__Directions for this task__.
Output the material beneath this task exactly, images excluded.

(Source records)

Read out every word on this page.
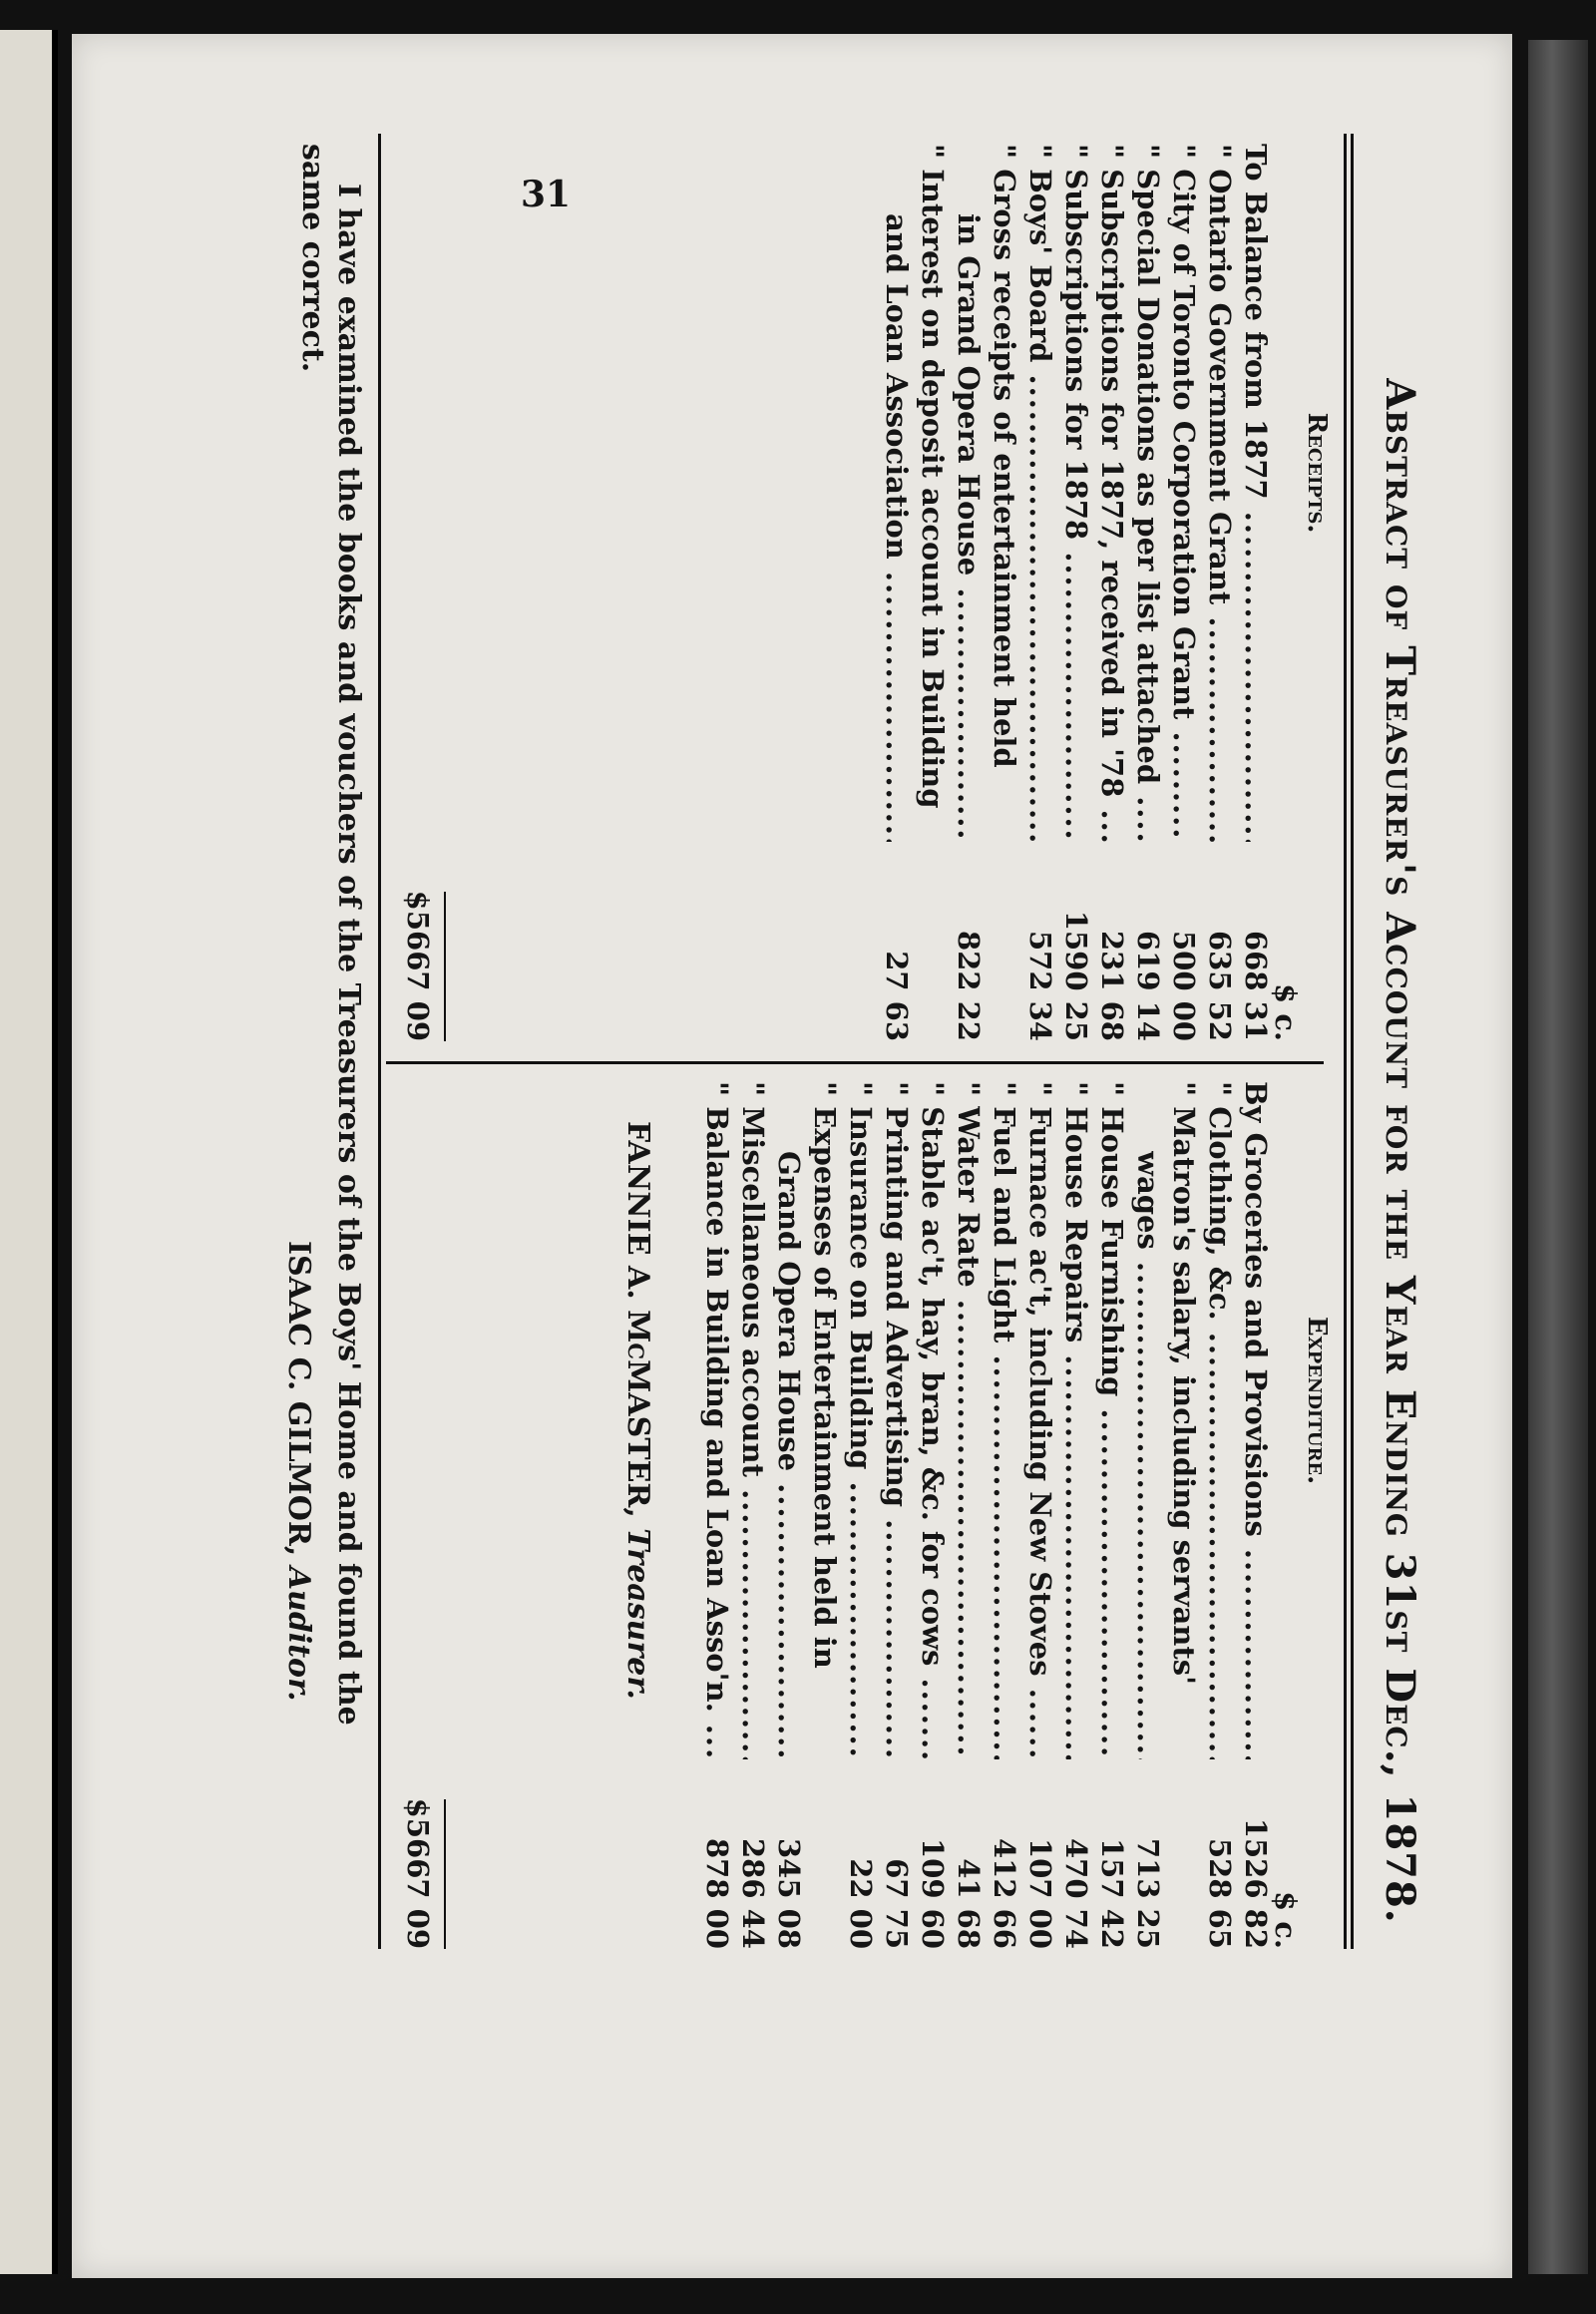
Abstract of Treasurer's Account for the Year Ending 31st Dec., 1878.
Receipts.
$ c.
To Balance from 1877 .....
668 31
" Ontario Government Grant .....
635 52
" City of Toronto Corporation Grant .....
500 00
" Special Donations as per list attached .....
619 14
" Subscriptions for 1877, received in '78 .....
231 68
" Subscriptions for 1878 .....
1590 25
" Boys' Board .....
572 34
" Gross receipts of entertainment held
in Grand Opera House .....
822 22
" Interest on deposit account in Building
and Loan Association .....
27 63
$5667 09
Expenditure.
$ c.
By Groceries and Provisions .....
1526 82
" Clothing, &c. .....
528 65
" Matron's salary, including servants'
wages .....
713 25
" House Furnishing .....
157 42
" House Repairs .....
470 74
" Furnace ac't, including New Stoves .....
107 00
" Fuel and Light .....
412 66
" Water Rate .....
41 68
" Stable ac't, hay, bran, &c. for cows .....
109 60
" Printing and Advertising .....
67 75
" Insurance on Building .....
22 00
" Expenses of Entertainment held in
Grand Opera House .....
345 08
" Miscellaneous account .....
286 44
" Balance in Building and Loan Asso'n. .....
878 00
$5667 09
FANNIE A. McMASTER, Treasurer.
I have examined the books and vouchers of the Treasurers of the Boys' Home and found the
same correct.
ISAAC C. GILMOR, Auditor.
31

__Solution__.
Read out every word on this page.
Abstract of Treasurer's Account for the Year Ending 31st Dec., 1878.
Receipts.
$ c.
To Balance from 1877 .....
668 31
" Ontario Government Grant .....
635 52
" City of Toronto Corporation Grant .....
500 00
" Special Donations as per list attached .....
619 14
" Subscriptions for 1877, received in '78 .....
231 68
" Subscriptions for 1878 .....
1590 25
" Boys' Board .....
572 34
" Gross receipts of entertainment held
in Grand Opera House .....
822 22
" Interest on deposit account in Building
and Loan Association .....
27 63
$5667 09
Expenditure.
$ c.
By Groceries and Provisions .....
1526 82
" Clothing, &c. .....
528 65
" Matron's salary, including servants'
wages .....
713 25
" House Furnishing .....
157 42
" House Repairs .....
470 74
" Furnace ac't, including New Stoves .....
107 00
" Fuel and Light .....
412 66
" Water Rate .....
41 68
" Stable ac't, hay, bran, &c. for cows .....
109 60
" Printing and Advertising .....
67 75
" Insurance on Building .....
22 00
" Expenses of Entertainment held in
Grand Opera House .....
345 08
" Miscellaneous account .....
286 44
" Balance in Building and Loan Asso'n. .....
878 00
$5667 09
FANNIE A. McMASTER, Treasurer.
I have examined the books and vouchers of the Treasurers of the Boys' Home and found the
same correct.
ISAAC C. GILMOR, Auditor.
31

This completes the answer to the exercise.